TASK DIRECTIONS = List all lines of the data containing the word "нарушение".

GIVEN RECORDS =
-- -- --

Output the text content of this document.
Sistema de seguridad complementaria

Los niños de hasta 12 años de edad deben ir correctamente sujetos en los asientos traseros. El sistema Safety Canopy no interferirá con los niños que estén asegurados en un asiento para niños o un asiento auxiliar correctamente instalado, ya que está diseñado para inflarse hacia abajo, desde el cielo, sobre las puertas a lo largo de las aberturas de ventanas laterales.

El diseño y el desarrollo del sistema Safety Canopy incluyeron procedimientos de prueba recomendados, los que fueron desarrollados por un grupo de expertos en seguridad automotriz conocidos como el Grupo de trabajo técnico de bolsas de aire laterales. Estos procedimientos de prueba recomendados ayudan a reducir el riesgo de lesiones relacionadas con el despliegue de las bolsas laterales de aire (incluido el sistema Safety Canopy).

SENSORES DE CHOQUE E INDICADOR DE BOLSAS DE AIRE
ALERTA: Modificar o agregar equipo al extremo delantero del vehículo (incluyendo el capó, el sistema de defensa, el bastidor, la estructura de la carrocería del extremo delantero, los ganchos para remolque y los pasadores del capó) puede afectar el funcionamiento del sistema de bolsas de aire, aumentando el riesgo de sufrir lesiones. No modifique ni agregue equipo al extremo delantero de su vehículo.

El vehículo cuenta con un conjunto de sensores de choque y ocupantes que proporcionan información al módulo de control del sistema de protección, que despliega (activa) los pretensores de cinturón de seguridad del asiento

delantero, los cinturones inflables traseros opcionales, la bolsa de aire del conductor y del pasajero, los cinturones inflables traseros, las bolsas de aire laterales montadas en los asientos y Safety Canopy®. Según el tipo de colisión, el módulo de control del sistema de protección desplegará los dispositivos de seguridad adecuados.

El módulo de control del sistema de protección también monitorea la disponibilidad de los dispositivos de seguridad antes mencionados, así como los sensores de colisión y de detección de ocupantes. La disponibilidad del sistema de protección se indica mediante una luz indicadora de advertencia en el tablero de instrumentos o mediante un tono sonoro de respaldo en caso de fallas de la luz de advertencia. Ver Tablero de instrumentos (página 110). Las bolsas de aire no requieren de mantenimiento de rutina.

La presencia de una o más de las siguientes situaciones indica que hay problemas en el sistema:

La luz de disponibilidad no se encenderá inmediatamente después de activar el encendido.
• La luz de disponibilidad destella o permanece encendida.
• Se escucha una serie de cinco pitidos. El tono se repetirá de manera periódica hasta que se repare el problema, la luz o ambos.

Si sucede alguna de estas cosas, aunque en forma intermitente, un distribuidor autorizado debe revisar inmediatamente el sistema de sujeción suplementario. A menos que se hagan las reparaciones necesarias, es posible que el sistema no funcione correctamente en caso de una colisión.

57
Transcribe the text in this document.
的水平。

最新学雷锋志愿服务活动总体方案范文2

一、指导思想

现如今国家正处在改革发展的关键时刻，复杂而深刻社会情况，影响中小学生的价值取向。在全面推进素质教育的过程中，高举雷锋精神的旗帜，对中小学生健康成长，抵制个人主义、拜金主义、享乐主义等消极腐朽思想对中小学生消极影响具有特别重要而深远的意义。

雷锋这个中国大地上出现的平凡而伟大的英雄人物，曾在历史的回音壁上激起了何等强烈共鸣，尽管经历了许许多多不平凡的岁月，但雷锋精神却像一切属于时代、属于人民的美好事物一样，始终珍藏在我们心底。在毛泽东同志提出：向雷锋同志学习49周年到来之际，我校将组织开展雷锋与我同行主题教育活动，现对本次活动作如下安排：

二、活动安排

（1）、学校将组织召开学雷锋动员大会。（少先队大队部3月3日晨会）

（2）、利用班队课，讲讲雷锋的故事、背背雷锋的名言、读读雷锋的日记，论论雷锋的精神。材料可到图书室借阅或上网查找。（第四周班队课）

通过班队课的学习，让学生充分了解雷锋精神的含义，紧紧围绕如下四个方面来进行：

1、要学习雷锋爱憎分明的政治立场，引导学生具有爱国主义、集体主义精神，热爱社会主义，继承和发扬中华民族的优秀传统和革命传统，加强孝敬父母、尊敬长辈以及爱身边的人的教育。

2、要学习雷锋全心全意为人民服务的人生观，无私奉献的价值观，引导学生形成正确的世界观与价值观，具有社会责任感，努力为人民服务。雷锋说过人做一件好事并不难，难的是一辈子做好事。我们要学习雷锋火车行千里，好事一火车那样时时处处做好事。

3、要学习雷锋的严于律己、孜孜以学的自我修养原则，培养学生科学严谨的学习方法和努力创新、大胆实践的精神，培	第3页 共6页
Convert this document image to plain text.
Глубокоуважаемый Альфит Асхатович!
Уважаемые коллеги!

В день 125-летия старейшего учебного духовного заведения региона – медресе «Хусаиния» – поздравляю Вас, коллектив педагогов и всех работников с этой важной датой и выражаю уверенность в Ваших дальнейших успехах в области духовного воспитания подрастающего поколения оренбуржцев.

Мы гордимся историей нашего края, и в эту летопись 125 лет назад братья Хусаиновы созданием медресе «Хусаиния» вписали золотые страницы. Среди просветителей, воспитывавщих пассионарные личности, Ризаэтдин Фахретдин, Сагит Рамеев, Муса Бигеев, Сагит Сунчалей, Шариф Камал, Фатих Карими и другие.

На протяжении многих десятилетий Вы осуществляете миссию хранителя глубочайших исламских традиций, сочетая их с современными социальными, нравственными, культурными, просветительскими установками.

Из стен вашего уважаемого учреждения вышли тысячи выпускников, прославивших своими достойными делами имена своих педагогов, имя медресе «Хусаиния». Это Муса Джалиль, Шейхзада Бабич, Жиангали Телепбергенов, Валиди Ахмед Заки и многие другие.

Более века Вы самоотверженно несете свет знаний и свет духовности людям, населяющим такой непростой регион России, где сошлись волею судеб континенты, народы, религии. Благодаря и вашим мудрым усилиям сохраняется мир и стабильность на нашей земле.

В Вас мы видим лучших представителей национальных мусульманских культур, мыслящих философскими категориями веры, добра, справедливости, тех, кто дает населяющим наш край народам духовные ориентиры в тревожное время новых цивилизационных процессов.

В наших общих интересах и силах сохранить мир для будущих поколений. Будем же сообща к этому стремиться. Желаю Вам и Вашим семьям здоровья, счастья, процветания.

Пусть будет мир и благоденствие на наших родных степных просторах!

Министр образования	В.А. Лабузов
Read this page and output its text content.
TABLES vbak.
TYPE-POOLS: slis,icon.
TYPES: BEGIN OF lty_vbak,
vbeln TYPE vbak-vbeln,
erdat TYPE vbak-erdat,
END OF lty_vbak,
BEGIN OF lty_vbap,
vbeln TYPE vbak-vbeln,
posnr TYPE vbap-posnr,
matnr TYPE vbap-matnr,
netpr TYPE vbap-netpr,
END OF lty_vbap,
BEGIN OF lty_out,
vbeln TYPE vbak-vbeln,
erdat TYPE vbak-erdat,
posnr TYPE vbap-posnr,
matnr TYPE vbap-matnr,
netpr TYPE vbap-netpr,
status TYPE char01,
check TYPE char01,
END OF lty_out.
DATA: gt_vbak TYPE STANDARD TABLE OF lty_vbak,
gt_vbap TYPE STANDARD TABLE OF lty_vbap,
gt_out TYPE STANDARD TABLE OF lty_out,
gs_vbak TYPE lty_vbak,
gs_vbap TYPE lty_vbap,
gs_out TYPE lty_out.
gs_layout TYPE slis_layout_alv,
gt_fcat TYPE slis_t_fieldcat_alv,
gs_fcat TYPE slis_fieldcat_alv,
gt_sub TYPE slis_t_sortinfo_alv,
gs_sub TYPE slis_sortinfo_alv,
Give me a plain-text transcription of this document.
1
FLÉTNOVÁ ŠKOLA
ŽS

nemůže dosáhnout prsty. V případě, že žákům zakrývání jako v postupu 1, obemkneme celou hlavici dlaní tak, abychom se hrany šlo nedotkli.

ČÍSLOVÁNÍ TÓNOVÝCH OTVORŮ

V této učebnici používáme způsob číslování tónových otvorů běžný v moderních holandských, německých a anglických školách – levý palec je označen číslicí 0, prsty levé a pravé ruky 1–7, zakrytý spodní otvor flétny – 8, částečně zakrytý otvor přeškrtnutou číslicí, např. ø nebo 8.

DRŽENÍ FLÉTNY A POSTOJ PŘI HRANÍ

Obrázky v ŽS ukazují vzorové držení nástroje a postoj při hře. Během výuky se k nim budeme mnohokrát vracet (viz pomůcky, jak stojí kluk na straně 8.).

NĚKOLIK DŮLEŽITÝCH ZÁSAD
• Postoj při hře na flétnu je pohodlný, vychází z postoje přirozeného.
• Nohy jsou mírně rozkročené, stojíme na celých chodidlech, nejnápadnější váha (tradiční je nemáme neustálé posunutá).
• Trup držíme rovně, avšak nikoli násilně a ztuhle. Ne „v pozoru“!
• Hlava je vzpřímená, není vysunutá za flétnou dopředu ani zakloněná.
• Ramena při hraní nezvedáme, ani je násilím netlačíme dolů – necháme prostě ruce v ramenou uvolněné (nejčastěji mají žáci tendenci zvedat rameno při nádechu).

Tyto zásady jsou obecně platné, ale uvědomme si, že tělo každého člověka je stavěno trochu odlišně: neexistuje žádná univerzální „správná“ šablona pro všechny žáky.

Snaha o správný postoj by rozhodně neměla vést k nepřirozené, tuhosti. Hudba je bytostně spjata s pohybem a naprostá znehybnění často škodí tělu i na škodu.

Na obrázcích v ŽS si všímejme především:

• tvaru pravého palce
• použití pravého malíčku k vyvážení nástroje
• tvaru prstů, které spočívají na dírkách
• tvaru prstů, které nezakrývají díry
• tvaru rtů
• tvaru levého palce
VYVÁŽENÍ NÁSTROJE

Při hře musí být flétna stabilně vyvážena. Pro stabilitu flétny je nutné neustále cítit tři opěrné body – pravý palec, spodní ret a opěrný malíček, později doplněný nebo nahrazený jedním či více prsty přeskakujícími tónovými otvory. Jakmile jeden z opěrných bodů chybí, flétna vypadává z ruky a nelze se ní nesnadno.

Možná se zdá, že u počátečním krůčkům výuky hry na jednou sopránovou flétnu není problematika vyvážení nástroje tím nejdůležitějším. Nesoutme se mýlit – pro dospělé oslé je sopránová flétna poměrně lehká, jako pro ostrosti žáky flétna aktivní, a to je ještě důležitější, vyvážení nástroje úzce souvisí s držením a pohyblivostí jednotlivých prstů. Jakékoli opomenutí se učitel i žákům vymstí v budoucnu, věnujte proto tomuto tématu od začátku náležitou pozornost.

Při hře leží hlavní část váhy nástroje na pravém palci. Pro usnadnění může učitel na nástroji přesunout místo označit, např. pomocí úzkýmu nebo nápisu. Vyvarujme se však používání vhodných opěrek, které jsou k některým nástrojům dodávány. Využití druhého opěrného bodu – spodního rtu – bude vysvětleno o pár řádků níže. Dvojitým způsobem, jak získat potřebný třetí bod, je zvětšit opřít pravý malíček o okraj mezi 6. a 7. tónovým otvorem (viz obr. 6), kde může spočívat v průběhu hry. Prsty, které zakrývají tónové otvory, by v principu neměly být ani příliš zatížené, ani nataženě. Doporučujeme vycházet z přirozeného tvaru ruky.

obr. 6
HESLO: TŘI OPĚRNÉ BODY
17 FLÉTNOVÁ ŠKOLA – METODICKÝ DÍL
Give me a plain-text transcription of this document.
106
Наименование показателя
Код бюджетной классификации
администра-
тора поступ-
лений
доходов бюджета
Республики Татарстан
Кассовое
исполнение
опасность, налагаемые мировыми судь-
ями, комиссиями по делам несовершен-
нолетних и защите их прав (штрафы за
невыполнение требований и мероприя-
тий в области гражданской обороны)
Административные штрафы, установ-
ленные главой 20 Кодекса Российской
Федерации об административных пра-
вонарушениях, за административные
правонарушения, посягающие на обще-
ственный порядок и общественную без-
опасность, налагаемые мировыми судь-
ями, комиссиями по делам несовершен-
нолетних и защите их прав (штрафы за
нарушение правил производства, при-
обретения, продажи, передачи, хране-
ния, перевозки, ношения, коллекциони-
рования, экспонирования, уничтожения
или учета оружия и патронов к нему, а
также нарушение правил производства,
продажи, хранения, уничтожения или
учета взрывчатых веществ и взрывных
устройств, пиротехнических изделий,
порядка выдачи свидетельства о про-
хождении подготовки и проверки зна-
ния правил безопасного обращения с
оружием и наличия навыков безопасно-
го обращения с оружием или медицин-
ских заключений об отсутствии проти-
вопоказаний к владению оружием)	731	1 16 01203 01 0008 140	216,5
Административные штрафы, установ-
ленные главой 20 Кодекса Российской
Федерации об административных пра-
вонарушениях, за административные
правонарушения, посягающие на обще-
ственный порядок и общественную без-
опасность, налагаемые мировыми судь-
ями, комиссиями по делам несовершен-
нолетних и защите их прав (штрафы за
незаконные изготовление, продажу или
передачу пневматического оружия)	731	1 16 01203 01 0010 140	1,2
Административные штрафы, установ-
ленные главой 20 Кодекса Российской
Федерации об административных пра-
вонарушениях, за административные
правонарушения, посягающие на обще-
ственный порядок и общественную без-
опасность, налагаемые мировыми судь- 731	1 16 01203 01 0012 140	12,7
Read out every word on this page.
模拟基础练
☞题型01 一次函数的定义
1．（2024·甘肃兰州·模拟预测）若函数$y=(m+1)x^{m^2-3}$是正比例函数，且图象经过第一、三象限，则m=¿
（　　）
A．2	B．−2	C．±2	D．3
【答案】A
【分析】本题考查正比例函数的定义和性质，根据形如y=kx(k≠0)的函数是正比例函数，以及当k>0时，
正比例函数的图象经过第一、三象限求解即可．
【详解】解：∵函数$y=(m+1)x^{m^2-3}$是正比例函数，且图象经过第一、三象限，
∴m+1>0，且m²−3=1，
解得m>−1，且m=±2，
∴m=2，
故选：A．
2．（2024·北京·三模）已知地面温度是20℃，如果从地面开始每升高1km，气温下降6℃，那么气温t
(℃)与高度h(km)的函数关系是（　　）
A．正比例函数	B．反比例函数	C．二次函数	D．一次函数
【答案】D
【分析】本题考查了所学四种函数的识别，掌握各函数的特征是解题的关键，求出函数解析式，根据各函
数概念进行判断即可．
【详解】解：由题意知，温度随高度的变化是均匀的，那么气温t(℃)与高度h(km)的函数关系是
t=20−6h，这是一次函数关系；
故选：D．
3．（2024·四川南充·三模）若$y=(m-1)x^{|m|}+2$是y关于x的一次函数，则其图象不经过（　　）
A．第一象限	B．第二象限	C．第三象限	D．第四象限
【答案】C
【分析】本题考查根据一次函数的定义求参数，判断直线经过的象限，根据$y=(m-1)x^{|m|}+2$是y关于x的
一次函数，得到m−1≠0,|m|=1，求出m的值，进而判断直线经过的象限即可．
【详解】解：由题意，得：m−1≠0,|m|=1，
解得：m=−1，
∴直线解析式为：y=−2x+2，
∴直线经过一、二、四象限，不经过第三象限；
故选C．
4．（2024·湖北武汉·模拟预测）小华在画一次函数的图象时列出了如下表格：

-- -- --

RESPONSE TO THIS TASK =
нарушение правил производства, при-
также нарушение правил производства,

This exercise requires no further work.